# YOUR GOAL:
Only the lines from the one containing "Type out the text in this image." through the end of the data below are to be repeated, exactly as given, without pictures.

(Collection entries)
*** Block opens ***
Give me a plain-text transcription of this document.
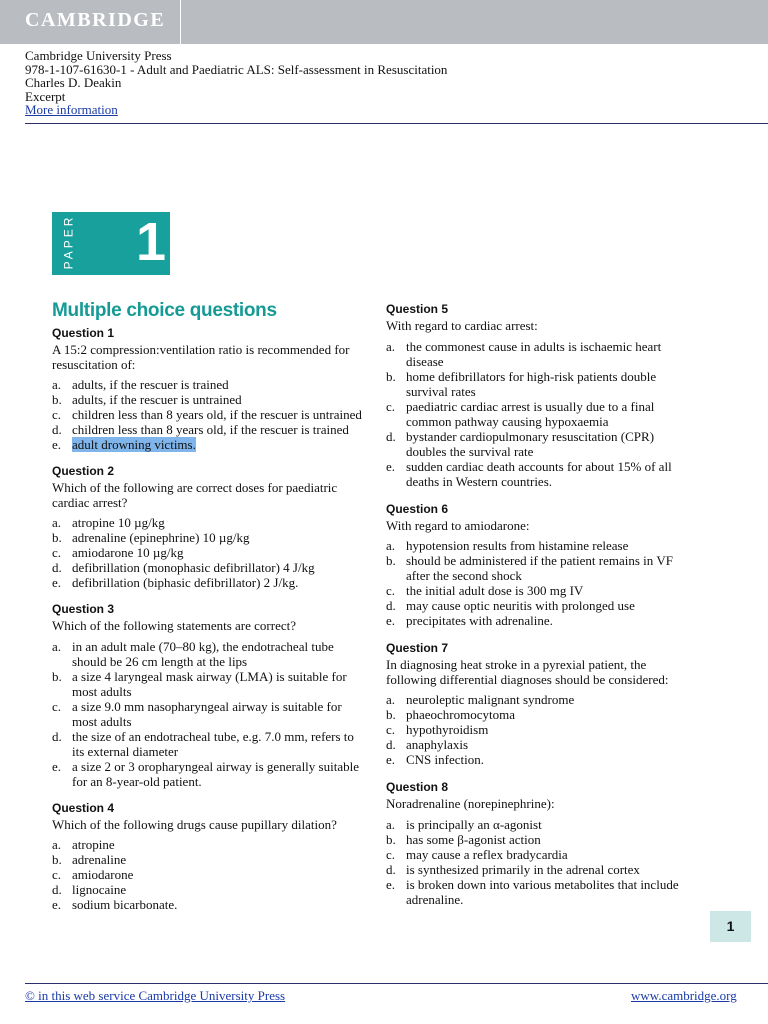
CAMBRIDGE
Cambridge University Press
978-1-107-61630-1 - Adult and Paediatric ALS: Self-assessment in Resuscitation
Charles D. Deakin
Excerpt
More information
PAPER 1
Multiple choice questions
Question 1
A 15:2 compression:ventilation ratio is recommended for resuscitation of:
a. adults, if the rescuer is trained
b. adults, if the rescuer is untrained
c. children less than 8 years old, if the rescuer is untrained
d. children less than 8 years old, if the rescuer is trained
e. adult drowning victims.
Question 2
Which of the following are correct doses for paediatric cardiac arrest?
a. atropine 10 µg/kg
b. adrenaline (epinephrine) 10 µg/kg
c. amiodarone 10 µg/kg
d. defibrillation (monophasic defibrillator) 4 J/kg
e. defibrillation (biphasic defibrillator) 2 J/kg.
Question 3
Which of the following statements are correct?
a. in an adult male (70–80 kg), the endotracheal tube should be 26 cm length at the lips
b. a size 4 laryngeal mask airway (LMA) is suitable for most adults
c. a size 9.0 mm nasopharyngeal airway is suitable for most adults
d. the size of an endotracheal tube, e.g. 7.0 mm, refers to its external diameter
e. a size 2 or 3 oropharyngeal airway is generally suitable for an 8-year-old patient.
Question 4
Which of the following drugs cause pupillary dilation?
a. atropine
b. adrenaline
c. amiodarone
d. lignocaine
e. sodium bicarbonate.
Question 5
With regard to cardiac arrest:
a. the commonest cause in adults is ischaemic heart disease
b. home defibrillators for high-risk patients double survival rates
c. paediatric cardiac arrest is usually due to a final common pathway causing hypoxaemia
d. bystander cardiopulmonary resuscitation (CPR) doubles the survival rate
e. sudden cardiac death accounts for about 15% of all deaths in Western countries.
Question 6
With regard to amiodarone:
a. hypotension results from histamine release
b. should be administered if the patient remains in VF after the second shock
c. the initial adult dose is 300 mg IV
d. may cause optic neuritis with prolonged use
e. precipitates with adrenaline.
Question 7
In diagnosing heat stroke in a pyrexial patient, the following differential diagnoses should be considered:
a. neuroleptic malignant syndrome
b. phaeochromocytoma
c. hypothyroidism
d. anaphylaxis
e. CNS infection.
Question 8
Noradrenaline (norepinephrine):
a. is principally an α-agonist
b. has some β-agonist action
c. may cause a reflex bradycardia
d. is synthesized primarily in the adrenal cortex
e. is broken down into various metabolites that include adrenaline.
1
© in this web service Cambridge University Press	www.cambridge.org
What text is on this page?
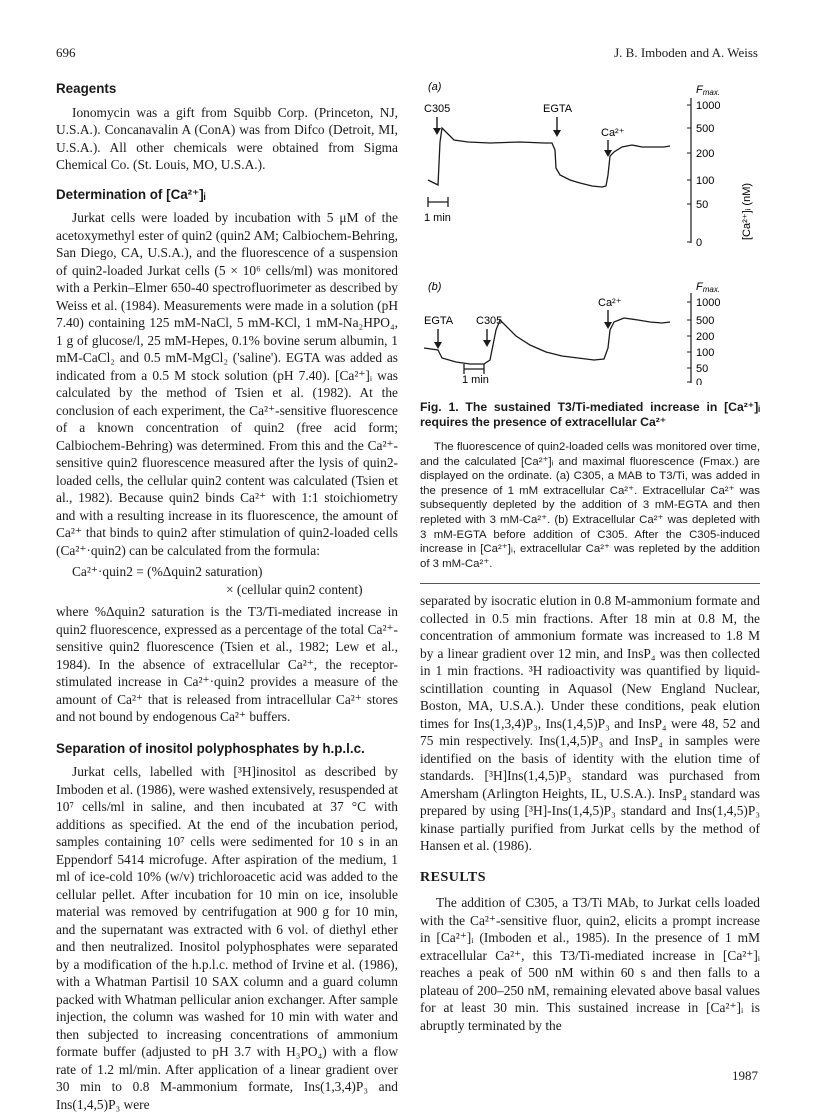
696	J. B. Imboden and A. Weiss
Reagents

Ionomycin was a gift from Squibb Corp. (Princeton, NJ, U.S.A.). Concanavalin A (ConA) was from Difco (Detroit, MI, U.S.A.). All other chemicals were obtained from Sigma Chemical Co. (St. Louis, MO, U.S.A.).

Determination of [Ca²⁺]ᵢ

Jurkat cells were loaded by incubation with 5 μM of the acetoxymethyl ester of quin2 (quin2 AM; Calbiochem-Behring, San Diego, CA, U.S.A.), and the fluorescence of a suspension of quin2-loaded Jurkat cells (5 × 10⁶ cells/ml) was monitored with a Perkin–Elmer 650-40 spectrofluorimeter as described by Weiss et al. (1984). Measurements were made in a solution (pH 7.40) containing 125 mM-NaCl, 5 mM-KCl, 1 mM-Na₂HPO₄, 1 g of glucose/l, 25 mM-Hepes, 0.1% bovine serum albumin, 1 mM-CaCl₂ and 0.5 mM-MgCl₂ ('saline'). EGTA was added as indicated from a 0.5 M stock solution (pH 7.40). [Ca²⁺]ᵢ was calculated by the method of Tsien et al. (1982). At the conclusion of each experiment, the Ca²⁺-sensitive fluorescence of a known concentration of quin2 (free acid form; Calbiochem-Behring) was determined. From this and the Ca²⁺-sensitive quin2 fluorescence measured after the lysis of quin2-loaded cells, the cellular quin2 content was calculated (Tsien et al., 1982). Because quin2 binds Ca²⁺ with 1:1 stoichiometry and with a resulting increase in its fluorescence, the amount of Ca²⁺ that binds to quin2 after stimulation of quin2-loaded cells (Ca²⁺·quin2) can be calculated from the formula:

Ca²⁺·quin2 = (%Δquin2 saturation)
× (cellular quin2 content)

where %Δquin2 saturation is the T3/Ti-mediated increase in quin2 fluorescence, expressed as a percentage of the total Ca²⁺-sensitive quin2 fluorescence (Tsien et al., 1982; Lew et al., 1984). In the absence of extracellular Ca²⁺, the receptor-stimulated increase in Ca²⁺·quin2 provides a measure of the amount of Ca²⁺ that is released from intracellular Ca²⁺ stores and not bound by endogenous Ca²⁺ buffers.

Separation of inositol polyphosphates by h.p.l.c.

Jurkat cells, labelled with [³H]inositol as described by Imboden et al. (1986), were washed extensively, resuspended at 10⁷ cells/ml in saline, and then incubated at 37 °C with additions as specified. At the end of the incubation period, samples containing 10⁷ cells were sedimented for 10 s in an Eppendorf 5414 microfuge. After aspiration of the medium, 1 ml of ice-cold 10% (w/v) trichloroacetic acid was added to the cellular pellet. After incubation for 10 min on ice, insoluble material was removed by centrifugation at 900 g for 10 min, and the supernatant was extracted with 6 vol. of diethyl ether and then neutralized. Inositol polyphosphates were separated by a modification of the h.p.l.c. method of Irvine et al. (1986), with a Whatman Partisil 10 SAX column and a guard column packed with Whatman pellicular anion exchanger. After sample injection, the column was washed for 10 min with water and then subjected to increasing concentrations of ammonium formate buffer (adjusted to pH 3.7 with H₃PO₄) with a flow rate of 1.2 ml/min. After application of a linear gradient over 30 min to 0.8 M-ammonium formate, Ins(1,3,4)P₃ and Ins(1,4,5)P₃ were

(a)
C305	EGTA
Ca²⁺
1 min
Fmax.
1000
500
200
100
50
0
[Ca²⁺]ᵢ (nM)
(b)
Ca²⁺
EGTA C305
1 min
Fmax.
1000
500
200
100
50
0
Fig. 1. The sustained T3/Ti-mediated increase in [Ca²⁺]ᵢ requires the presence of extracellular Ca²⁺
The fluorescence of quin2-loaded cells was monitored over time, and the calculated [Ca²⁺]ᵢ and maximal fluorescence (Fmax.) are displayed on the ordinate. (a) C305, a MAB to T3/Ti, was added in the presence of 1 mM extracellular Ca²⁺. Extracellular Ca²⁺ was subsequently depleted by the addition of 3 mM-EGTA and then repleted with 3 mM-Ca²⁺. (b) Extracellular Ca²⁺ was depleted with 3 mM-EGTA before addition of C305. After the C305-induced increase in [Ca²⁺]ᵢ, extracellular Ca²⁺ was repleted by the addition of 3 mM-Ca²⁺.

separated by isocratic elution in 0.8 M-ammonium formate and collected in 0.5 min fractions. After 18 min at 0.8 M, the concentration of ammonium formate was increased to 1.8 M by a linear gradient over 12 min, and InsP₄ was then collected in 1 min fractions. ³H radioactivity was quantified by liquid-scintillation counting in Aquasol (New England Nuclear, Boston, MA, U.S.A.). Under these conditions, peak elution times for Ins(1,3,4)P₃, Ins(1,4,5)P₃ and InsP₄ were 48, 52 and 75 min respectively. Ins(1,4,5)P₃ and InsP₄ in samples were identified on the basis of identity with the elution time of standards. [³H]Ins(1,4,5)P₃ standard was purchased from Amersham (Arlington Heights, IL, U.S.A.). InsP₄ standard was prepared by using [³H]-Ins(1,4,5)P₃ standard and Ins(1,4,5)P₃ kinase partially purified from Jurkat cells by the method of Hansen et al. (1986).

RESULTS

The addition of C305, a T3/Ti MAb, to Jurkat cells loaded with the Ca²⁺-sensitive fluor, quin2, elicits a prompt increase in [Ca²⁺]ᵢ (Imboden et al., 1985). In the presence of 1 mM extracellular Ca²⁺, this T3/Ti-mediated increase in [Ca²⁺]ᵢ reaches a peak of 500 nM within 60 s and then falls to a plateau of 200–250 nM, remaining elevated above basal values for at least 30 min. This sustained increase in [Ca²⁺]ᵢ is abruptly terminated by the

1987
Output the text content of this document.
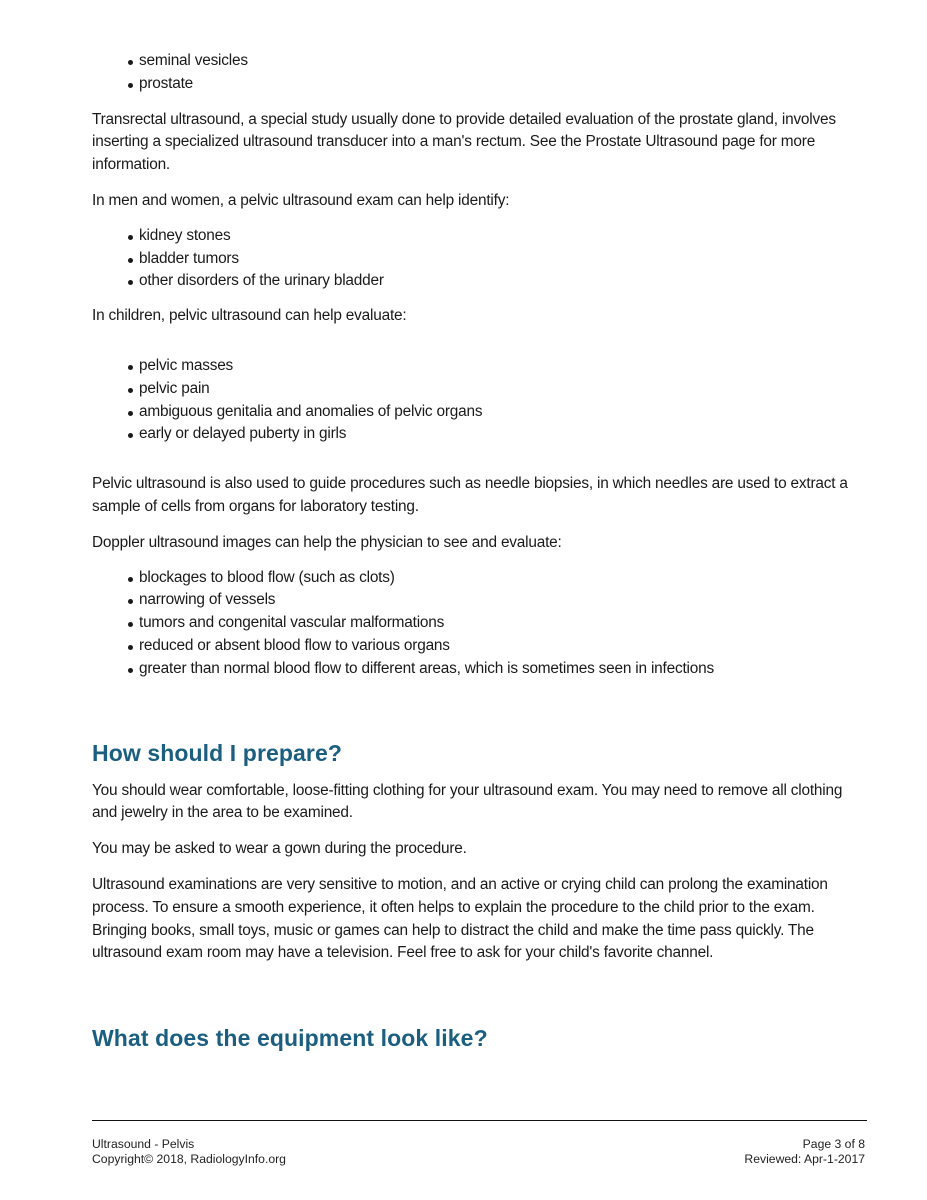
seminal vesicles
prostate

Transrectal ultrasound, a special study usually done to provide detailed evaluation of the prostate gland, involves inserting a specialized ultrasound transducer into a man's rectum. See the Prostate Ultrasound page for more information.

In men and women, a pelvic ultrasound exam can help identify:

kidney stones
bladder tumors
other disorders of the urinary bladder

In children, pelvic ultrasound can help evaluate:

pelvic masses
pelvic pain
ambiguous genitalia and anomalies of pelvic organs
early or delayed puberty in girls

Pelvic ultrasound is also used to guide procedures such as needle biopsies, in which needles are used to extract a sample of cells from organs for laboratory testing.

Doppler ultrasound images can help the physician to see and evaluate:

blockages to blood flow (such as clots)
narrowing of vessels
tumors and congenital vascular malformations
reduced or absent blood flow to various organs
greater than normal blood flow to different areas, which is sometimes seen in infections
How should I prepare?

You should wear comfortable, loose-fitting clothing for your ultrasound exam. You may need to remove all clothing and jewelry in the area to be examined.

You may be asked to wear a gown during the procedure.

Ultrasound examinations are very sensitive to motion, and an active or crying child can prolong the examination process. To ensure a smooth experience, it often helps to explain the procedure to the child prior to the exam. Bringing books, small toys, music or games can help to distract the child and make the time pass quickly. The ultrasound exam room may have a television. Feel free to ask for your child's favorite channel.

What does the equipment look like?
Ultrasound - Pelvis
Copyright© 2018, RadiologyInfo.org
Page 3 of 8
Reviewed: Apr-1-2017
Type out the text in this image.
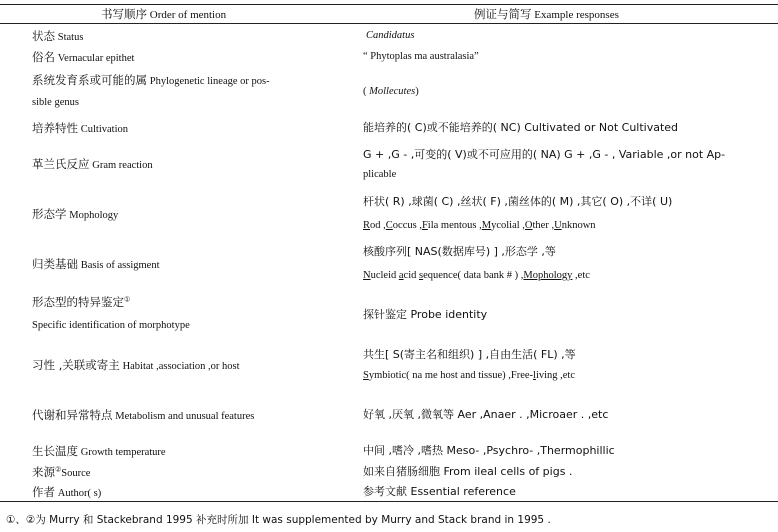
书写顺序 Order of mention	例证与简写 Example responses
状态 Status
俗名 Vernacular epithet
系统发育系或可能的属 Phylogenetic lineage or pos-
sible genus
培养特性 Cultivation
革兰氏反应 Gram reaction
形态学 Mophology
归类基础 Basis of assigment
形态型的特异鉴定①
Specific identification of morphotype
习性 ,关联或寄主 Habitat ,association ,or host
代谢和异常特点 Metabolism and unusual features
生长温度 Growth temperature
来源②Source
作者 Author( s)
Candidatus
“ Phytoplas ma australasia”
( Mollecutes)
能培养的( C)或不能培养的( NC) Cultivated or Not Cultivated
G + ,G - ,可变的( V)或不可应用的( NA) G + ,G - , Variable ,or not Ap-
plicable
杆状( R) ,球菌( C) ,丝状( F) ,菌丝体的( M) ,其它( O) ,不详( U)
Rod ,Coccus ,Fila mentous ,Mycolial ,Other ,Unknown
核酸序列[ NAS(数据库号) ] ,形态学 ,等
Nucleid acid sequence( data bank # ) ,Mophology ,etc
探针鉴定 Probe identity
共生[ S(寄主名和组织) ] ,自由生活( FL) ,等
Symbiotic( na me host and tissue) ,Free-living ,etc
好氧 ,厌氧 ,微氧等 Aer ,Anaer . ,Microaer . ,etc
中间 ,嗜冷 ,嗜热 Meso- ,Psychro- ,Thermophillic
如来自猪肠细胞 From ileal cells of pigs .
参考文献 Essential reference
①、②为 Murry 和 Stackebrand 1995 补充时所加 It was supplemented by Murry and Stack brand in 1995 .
*** Block closes ***
# SOLUTION FOR THIS EXERCISE:
Type out the text in this image.
书写顺序 Order of mention	例证与简写 Example responses
状态 Status
俗名 Vernacular epithet
系统发育系或可能的属 Phylogenetic lineage or pos-
sible genus
培养特性 Cultivation
革兰氏反应 Gram reaction
形态学 Mophology
归类基础 Basis of assigment
形态型的特异鉴定①
Specific identification of morphotype
习性 ,关联或寄主 Habitat ,association ,or host
代谢和异常特点 Metabolism and unusual features
生长温度 Growth temperature
来源②Source
作者 Author( s)
Candidatus
“ Phytoplas ma australasia”
( Mollecutes)
能培养的( C)或不能培养的( NC) Cultivated or Not Cultivated
G + ,G - ,可变的( V)或不可应用的( NA) G + ,G - , Variable ,or not Ap-
plicable
杆状( R) ,球菌( C) ,丝状( F) ,菌丝体的( M) ,其它( O) ,不详( U)
Rod ,Coccus ,Fila mentous ,Mycolial ,Other ,Unknown
核酸序列[ NAS(数据库号) ] ,形态学 ,等
Nucleid acid sequence( data bank # ) ,Mophology ,etc
探针鉴定 Probe identity
共生[ S(寄主名和组织) ] ,自由生活( FL) ,等
Symbiotic( na me host and tissue) ,Free-living ,etc
好氧 ,厌氧 ,微氧等 Aer ,Anaer . ,Microaer . ,etc
中间 ,嗜冷 ,嗜热 Meso- ,Psychro- ,Thermophillic
如来自猪肠细胞 From ileal cells of pigs .
参考文献 Essential reference
①、②为 Murry 和 Stackebrand 1995 补充时所加 It was supplemented by Murry and Stack brand in 1995 .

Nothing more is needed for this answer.